■ EXERCISE REQUIREMENTS:
Gather from the material every line that contains the string "hoạt".

##### INPUT #####

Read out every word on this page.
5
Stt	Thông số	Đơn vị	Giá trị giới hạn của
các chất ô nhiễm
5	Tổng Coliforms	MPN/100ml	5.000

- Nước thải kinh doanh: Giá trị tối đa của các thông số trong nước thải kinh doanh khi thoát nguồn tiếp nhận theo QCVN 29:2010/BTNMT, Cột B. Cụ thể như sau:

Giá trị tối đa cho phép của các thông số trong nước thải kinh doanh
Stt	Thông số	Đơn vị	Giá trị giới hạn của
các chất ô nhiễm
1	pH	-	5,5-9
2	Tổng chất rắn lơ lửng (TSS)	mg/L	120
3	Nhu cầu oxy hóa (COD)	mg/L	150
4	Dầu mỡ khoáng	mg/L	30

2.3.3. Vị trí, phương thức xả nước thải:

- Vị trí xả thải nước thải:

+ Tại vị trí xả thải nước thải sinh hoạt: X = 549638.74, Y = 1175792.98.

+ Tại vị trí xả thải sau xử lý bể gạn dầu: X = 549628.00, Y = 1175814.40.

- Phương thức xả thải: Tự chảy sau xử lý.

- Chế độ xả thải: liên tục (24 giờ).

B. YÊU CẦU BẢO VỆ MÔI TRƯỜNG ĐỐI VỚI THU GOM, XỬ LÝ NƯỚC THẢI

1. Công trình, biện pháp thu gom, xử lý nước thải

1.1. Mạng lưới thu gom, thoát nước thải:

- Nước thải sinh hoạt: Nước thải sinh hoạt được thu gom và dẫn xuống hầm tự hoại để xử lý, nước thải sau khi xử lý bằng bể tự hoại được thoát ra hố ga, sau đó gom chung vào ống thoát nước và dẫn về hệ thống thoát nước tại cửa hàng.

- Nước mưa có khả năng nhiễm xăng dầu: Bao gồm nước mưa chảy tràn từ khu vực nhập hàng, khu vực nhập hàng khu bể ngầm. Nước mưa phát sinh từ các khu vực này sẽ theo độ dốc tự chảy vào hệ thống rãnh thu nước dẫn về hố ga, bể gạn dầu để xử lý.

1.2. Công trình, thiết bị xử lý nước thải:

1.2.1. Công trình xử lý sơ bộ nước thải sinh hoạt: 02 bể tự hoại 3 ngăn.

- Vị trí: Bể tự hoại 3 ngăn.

#####

■ REPLY TO THE TASK:
+ Tại vị trí xả thải nước thải sinh hoạt: X = 549638.74, Y = 1175792.98.
- Nước thải sinh hoạt: Nước thải sinh hoạt được thu gom và dẫn xuống hầm tự hoại để xử lý, nước thải sau khi xử lý bằng bể tự hoại được thoát ra hố ga, sau đó gom chung vào ống thoát nước và dẫn về hệ thống thoát nước tại cửa hàng.
1.2.1. Công trình xử lý sơ bộ nước thải sinh hoạt: 02 bể tự hoại 3 ngăn.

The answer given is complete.